## TASK INSTRUCTIONS
Print the listing as it stands, omitting all images.

## SUPPLIED MATERIAL
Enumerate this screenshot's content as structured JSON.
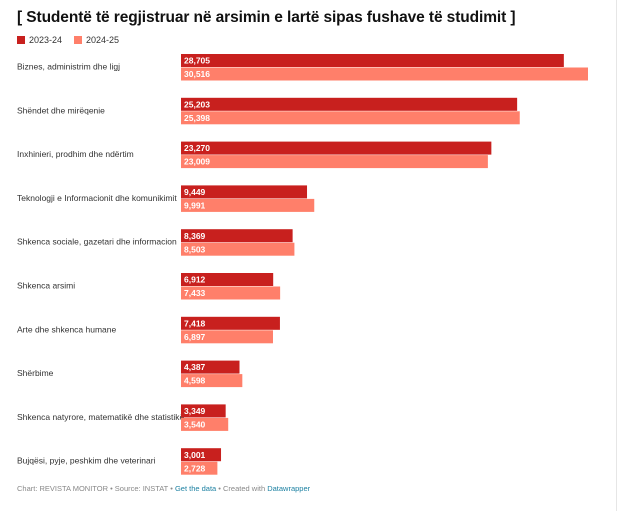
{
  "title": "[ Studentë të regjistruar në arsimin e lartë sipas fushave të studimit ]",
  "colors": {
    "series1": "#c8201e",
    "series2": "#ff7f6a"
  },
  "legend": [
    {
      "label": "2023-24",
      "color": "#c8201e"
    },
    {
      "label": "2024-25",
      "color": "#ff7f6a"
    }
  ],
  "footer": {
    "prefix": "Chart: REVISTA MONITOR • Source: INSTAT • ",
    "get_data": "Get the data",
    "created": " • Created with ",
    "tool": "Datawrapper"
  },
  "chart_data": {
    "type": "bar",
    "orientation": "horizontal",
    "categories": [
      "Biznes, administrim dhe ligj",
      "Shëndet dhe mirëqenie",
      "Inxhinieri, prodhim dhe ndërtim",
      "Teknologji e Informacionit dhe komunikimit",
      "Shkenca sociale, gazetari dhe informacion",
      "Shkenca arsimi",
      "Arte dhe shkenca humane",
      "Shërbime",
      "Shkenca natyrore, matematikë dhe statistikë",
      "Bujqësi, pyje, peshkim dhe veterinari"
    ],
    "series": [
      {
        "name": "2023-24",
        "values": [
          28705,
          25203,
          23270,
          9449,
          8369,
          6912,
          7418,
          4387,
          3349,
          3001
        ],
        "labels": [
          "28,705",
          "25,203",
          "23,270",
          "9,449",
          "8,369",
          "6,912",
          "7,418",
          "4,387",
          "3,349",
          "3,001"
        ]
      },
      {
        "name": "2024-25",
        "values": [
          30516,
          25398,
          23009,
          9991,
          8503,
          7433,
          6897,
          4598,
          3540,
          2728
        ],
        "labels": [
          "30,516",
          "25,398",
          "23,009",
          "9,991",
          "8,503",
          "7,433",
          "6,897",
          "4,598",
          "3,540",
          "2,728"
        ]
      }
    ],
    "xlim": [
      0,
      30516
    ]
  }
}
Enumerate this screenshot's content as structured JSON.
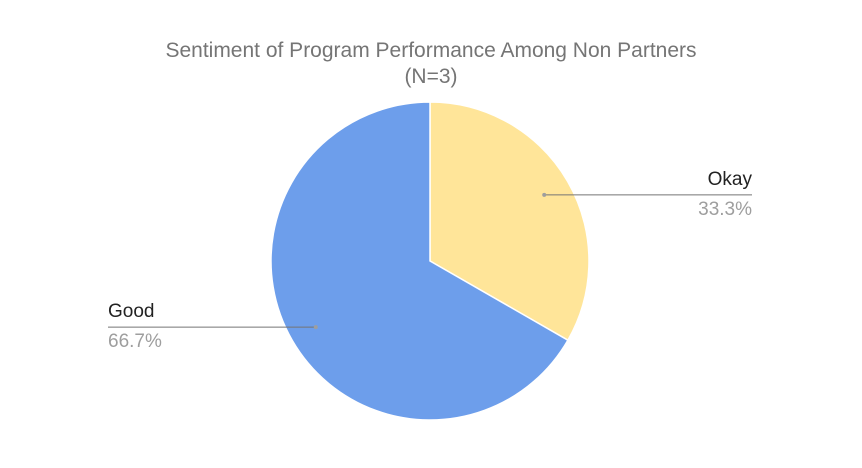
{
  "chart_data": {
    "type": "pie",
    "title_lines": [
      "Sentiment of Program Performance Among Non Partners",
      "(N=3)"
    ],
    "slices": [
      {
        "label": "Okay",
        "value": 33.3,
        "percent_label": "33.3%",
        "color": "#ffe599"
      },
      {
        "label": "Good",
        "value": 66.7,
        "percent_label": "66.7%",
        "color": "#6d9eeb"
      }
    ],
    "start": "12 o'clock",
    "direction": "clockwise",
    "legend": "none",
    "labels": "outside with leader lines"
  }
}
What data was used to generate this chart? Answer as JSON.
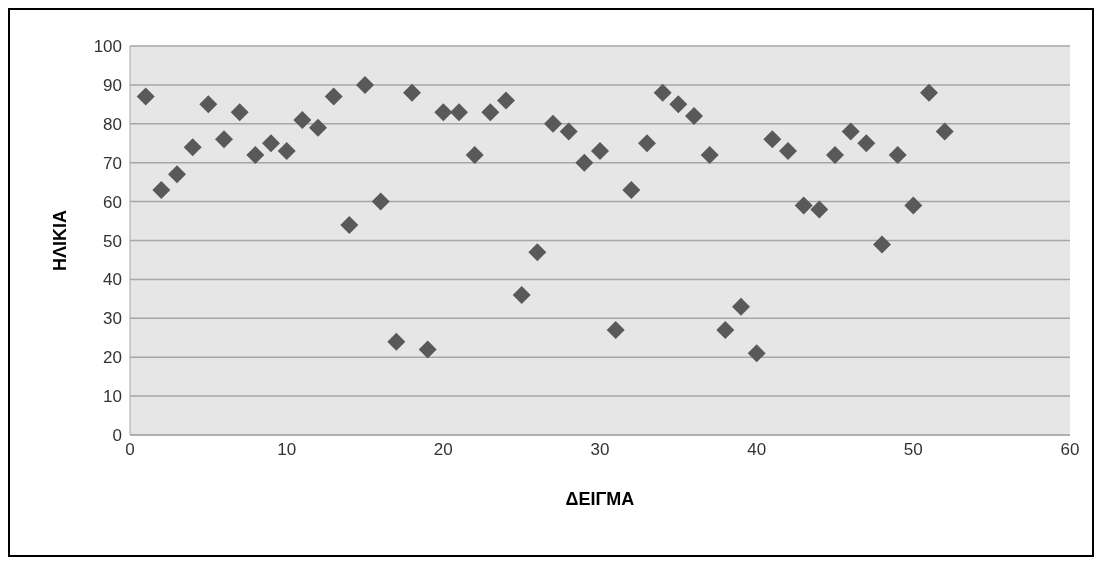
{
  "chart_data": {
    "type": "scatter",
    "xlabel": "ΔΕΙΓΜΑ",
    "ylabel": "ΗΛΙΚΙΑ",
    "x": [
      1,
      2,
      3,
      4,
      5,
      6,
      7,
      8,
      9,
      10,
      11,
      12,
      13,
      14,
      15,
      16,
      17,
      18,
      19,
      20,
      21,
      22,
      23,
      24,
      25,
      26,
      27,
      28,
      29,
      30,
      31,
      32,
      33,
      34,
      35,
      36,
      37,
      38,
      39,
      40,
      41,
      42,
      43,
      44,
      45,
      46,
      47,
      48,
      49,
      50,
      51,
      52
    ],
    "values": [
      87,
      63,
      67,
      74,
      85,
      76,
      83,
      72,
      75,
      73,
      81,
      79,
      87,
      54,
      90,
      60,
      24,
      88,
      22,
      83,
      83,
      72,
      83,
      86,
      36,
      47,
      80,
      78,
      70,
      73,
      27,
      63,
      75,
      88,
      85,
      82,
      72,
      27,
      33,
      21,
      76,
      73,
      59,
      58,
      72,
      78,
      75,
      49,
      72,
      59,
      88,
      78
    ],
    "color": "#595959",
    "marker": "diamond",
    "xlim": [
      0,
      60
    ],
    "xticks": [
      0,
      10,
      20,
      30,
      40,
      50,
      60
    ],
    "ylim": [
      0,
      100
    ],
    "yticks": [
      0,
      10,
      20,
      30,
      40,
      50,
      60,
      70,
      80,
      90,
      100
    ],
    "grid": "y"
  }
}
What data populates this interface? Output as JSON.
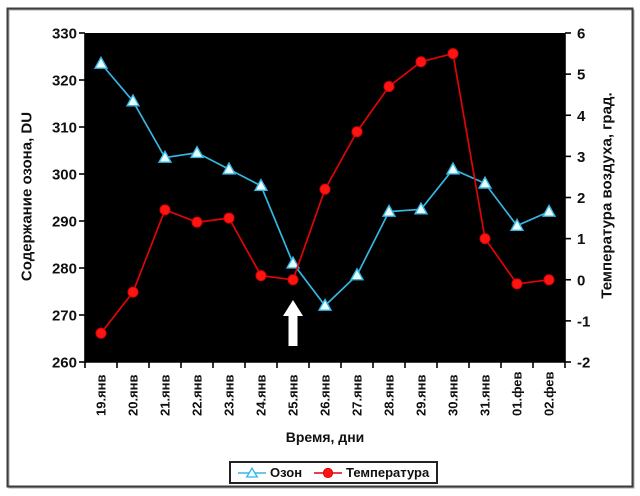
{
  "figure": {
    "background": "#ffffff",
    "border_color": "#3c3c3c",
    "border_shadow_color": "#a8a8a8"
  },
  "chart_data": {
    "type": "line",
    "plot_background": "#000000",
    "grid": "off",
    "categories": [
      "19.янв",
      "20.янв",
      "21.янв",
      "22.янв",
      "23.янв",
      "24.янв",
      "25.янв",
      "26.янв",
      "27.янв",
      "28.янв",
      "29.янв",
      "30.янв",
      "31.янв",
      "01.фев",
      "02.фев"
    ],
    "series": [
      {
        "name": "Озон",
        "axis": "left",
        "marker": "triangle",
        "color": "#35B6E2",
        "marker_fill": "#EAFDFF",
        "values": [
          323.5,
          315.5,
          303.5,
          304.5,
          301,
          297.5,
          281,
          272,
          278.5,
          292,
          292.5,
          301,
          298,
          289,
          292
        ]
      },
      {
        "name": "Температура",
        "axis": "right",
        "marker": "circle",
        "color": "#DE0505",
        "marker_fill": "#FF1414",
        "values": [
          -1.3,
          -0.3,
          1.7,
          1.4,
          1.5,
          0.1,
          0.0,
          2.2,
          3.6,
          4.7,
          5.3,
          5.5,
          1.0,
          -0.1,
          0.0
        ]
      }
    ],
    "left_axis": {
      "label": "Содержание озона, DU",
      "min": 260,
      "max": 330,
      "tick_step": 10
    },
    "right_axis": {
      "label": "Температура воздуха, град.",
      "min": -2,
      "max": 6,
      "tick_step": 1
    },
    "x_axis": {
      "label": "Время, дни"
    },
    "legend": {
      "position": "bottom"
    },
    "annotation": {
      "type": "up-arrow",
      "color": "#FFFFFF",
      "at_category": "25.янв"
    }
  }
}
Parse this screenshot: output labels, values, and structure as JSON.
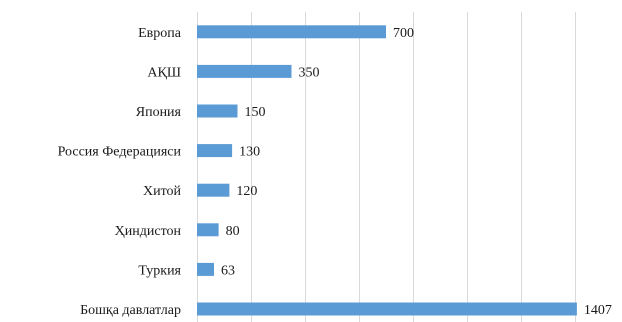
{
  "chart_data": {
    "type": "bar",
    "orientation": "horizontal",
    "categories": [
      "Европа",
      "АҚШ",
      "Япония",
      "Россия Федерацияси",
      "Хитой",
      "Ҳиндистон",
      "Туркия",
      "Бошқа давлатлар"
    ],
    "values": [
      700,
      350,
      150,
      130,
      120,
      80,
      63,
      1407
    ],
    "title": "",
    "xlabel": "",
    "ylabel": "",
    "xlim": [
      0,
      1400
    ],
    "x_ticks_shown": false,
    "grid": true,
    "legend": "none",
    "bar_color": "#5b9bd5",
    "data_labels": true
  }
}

## RESPONSE
Enumerate this screenshot's content as structured JSON.
{
  "title": "[ Studentë të regjistruar në arsimin e lartë sipas fushave të studimit ]",
  "colors": {
    "series1": "#c8201e",
    "series2": "#ff7f6a"
  },
  "legend": [
    {
      "label": "2023-24",
      "color": "#c8201e"
    },
    {
      "label": "2024-25",
      "color": "#ff7f6a"
    }
  ],
  "footer": {
    "prefix": "Chart: REVISTA MONITOR • Source: INSTAT • ",
    "get_data": "Get the data",
    "created": " • Created with ",
    "tool": "Datawrapper"
  },
  "chart_data": {
    "type": "bar",
    "orientation": "horizontal",
    "categories": [
      "Biznes, administrim dhe ligj",
      "Shëndet dhe mirëqenie",
      "Inxhinieri, prodhim dhe ndërtim",
      "Teknologji e Informacionit dhe komunikimit",
      "Shkenca sociale, gazetari dhe informacion",
      "Shkenca arsimi",
      "Arte dhe shkenca humane",
      "Shërbime",
      "Shkenca natyrore, matematikë dhe statistikë",
      "Bujqësi, pyje, peshkim dhe veterinari"
    ],
    "series": [
      {
        "name": "2023-24",
        "values": [
          28705,
          25203,
          23270,
          9449,
          8369,
          6912,
          7418,
          4387,
          3349,
          3001
        ],
        "labels": [
          "28,705",
          "25,203",
          "23,270",
          "9,449",
          "8,369",
          "6,912",
          "7,418",
          "4,387",
          "3,349",
          "3,001"
        ]
      },
      {
        "name": "2024-25",
        "values": [
          30516,
          25398,
          23009,
          9991,
          8503,
          7433,
          6897,
          4598,
          3540,
          2728
        ],
        "labels": [
          "30,516",
          "25,398",
          "23,009",
          "9,991",
          "8,503",
          "7,433",
          "6,897",
          "4,598",
          "3,540",
          "2,728"
        ]
      }
    ],
    "xlim": [
      0,
      30516
    ]
  }
}
Enumerate this screenshot's content as structured JSON.
{
  "chart_data": {
    "type": "pie",
    "title_lines": [
      "Sentiment of Program Performance Among Non Partners",
      "(N=3)"
    ],
    "slices": [
      {
        "label": "Okay",
        "value": 33.3,
        "percent_label": "33.3%",
        "color": "#ffe599"
      },
      {
        "label": "Good",
        "value": 66.7,
        "percent_label": "66.7%",
        "color": "#6d9eeb"
      }
    ],
    "start": "12 o'clock",
    "direction": "clockwise",
    "legend": "none",
    "labels": "outside with leader lines"
  }
}
What data was used to generate this chart? Answer as JSON.
{
  "chart_data": {
    "type": "scatter",
    "xlabel": "ΔΕΙΓΜΑ",
    "ylabel": "ΗΛΙΚΙΑ",
    "x": [
      1,
      2,
      3,
      4,
      5,
      6,
      7,
      8,
      9,
      10,
      11,
      12,
      13,
      14,
      15,
      16,
      17,
      18,
      19,
      20,
      21,
      22,
      23,
      24,
      25,
      26,
      27,
      28,
      29,
      30,
      31,
      32,
      33,
      34,
      35,
      36,
      37,
      38,
      39,
      40,
      41,
      42,
      43,
      44,
      45,
      46,
      47,
      48,
      49,
      50,
      51,
      52
    ],
    "values": [
      87,
      63,
      67,
      74,
      85,
      76,
      83,
      72,
      75,
      73,
      81,
      79,
      87,
      54,
      90,
      60,
      24,
      88,
      22,
      83,
      83,
      72,
      83,
      86,
      36,
      47,
      80,
      78,
      70,
      73,
      27,
      63,
      75,
      88,
      85,
      82,
      72,
      27,
      33,
      21,
      76,
      73,
      59,
      58,
      72,
      78,
      75,
      49,
      72,
      59,
      88,
      78
    ],
    "color": "#595959",
    "marker": "diamond",
    "xlim": [
      0,
      60
    ],
    "xticks": [
      0,
      10,
      20,
      30,
      40,
      50,
      60
    ],
    "ylim": [
      0,
      100
    ],
    "yticks": [
      0,
      10,
      20,
      30,
      40,
      50,
      60,
      70,
      80,
      90,
      100
    ],
    "grid": "y"
  }
}
What data populates this interface? Output as JSON.
{
  "figure": {
    "background": "#ffffff",
    "border_color": "#3c3c3c",
    "border_shadow_color": "#a8a8a8"
  },
  "chart_data": {
    "type": "line",
    "plot_background": "#000000",
    "grid": "off",
    "categories": [
      "19.янв",
      "20.янв",
      "21.янв",
      "22.янв",
      "23.янв",
      "24.янв",
      "25.янв",
      "26.янв",
      "27.янв",
      "28.янв",
      "29.янв",
      "30.янв",
      "31.янв",
      "01.фев",
      "02.фев"
    ],
    "series": [
      {
        "name": "Озон",
        "axis": "left",
        "marker": "triangle",
        "color": "#35B6E2",
        "marker_fill": "#EAFDFF",
        "values": [
          323.5,
          315.5,
          303.5,
          304.5,
          301,
          297.5,
          281,
          272,
          278.5,
          292,
          292.5,
          301,
          298,
          289,
          292
        ]
      },
      {
        "name": "Температура",
        "axis": "right",
        "marker": "circle",
        "color": "#DE0505",
        "marker_fill": "#FF1414",
        "values": [
          -1.3,
          -0.3,
          1.7,
          1.4,
          1.5,
          0.1,
          0.0,
          2.2,
          3.6,
          4.7,
          5.3,
          5.5,
          1.0,
          -0.1,
          0.0
        ]
      }
    ],
    "left_axis": {
      "label": "Содержание озона, DU",
      "min": 260,
      "max": 330,
      "tick_step": 10
    },
    "right_axis": {
      "label": "Температура воздуха, град.",
      "min": -2,
      "max": 6,
      "tick_step": 1
    },
    "x_axis": {
      "label": "Время, дни"
    },
    "legend": {
      "position": "bottom"
    },
    "annotation": {
      "type": "up-arrow",
      "color": "#FFFFFF",
      "at_category": "25.янв"
    }
  }
}
Parse this screenshot: output labels, values, and structure as JSON.
{
  "chart_data": {
    "type": "bar",
    "orientation": "horizontal",
    "categories": [
      "Европа",
      "АҚШ",
      "Япония",
      "Россия Федерацияси",
      "Хитой",
      "Ҳиндистон",
      "Туркия",
      "Бошқа давлатлар"
    ],
    "values": [
      700,
      350,
      150,
      130,
      120,
      80,
      63,
      1407
    ],
    "title": "",
    "xlabel": "",
    "ylabel": "",
    "xlim": [
      0,
      1400
    ],
    "x_ticks_shown": false,
    "grid": true,
    "legend": "none",
    "bar_color": "#5b9bd5",
    "data_labels": true
  }
}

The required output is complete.